**Exercise requirements**
Report the number of lines containing "never", with no other words.

**Records to process**
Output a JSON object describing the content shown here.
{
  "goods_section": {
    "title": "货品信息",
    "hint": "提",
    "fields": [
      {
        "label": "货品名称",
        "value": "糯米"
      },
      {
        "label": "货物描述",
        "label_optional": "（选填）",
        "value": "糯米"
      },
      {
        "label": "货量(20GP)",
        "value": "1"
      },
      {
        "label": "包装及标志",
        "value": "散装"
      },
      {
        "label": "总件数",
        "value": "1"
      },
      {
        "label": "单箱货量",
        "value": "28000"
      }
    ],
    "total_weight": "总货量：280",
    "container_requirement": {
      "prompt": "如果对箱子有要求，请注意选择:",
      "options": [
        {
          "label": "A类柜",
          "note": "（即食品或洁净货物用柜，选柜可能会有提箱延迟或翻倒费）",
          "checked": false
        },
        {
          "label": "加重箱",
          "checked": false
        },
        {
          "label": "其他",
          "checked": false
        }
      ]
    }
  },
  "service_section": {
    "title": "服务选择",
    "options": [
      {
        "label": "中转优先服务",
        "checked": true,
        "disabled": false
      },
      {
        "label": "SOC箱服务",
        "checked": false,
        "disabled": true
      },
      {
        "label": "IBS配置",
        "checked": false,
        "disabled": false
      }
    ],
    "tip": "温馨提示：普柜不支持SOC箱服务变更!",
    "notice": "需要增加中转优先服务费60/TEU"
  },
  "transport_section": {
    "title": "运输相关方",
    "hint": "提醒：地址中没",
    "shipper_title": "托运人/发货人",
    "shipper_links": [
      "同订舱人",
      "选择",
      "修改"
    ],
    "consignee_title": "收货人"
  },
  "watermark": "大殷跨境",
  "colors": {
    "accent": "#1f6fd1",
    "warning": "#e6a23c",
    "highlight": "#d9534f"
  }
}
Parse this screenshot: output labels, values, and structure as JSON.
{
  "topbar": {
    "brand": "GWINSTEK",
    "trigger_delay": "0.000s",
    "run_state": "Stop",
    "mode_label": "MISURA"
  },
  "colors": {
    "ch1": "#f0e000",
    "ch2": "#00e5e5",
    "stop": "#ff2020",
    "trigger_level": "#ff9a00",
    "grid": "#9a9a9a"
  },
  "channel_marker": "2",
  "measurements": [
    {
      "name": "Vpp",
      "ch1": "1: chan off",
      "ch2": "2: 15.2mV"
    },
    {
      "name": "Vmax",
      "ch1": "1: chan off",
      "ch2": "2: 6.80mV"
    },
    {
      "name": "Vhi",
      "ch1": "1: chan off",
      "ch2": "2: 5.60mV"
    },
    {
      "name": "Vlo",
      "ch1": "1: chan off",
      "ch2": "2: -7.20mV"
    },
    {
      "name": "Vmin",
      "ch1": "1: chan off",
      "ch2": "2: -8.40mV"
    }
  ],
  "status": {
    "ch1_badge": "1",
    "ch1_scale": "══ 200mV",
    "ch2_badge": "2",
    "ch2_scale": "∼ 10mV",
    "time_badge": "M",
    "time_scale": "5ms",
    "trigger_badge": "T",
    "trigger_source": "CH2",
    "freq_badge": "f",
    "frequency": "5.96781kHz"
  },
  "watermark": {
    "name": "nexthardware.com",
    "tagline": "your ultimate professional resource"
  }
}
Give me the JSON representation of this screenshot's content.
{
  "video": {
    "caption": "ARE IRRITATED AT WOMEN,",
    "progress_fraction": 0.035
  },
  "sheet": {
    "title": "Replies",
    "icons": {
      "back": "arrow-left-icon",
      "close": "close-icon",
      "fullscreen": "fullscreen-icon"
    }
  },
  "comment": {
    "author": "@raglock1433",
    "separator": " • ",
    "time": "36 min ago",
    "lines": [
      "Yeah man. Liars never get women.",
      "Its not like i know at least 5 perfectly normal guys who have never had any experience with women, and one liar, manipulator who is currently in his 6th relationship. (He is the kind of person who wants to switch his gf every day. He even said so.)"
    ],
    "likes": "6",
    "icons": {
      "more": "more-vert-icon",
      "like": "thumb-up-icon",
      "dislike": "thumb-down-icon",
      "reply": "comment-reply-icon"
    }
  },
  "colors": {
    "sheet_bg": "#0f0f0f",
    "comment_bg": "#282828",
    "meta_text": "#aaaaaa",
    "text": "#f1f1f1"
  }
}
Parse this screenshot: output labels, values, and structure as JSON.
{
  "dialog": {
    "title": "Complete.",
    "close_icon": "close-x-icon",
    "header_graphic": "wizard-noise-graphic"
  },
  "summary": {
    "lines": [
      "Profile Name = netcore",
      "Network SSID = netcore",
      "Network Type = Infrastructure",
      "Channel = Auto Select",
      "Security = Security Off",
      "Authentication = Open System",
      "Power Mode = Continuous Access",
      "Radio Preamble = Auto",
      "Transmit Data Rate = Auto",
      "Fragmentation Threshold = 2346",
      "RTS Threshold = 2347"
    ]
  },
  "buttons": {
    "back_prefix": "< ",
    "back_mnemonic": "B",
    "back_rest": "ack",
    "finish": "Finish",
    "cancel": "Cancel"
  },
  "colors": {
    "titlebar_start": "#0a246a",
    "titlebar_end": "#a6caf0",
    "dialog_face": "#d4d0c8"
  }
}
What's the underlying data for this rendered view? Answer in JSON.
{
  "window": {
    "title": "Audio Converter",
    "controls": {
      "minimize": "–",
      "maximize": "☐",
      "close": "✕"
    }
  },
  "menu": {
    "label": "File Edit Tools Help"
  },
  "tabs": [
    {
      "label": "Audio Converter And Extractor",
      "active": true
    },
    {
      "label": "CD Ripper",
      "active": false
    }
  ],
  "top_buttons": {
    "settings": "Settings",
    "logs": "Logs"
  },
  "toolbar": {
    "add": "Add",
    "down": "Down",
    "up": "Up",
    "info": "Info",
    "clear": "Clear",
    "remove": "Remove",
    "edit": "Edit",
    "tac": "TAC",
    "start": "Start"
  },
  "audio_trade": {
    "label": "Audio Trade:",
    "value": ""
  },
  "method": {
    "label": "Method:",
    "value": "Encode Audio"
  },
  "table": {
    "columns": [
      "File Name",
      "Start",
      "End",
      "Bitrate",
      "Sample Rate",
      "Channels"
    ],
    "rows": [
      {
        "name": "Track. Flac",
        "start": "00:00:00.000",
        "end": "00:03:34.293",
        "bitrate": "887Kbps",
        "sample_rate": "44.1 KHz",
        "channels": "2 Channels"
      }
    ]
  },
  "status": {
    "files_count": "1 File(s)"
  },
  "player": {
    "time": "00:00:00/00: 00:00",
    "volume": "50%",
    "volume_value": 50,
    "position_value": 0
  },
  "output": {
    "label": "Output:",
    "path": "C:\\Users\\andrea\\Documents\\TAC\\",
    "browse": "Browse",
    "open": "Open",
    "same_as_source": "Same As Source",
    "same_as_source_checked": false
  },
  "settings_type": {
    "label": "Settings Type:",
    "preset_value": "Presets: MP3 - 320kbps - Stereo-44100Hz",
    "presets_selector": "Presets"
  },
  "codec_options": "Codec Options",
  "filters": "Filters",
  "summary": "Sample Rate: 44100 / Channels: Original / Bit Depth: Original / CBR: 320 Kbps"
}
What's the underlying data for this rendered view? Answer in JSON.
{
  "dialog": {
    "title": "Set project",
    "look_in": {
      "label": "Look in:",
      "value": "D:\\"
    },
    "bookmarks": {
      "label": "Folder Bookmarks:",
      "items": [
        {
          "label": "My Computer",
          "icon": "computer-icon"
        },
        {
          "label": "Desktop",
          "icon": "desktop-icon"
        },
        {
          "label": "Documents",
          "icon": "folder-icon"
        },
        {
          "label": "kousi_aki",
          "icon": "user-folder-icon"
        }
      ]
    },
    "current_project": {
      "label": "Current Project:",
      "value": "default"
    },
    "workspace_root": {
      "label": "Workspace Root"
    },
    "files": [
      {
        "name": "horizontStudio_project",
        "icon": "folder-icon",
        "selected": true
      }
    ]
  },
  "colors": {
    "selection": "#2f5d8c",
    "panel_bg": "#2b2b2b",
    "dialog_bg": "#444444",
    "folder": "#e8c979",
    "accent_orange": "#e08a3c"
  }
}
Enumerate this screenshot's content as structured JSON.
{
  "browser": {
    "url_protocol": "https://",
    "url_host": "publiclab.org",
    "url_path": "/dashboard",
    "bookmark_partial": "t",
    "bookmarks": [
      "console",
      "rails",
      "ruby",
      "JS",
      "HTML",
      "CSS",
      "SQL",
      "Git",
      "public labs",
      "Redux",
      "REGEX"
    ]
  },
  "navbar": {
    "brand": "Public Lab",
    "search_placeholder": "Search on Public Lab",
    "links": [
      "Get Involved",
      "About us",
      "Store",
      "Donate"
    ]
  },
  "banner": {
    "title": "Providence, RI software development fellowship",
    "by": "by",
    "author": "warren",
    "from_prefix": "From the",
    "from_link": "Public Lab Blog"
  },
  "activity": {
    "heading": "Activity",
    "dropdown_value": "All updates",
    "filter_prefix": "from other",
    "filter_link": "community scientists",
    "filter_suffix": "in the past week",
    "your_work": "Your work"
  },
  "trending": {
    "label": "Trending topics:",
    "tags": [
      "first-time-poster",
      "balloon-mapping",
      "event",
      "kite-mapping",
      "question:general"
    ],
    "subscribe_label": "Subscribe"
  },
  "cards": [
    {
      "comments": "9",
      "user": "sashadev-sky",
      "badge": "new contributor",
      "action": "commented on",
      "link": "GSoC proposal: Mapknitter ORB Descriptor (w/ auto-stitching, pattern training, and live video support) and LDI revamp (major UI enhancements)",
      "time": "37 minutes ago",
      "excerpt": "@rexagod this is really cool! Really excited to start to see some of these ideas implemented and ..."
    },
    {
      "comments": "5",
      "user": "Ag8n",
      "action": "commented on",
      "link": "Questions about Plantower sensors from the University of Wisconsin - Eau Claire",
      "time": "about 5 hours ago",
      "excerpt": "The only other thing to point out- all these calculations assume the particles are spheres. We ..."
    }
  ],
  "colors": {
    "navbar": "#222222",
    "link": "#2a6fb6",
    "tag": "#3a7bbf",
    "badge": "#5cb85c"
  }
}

**Response below**
2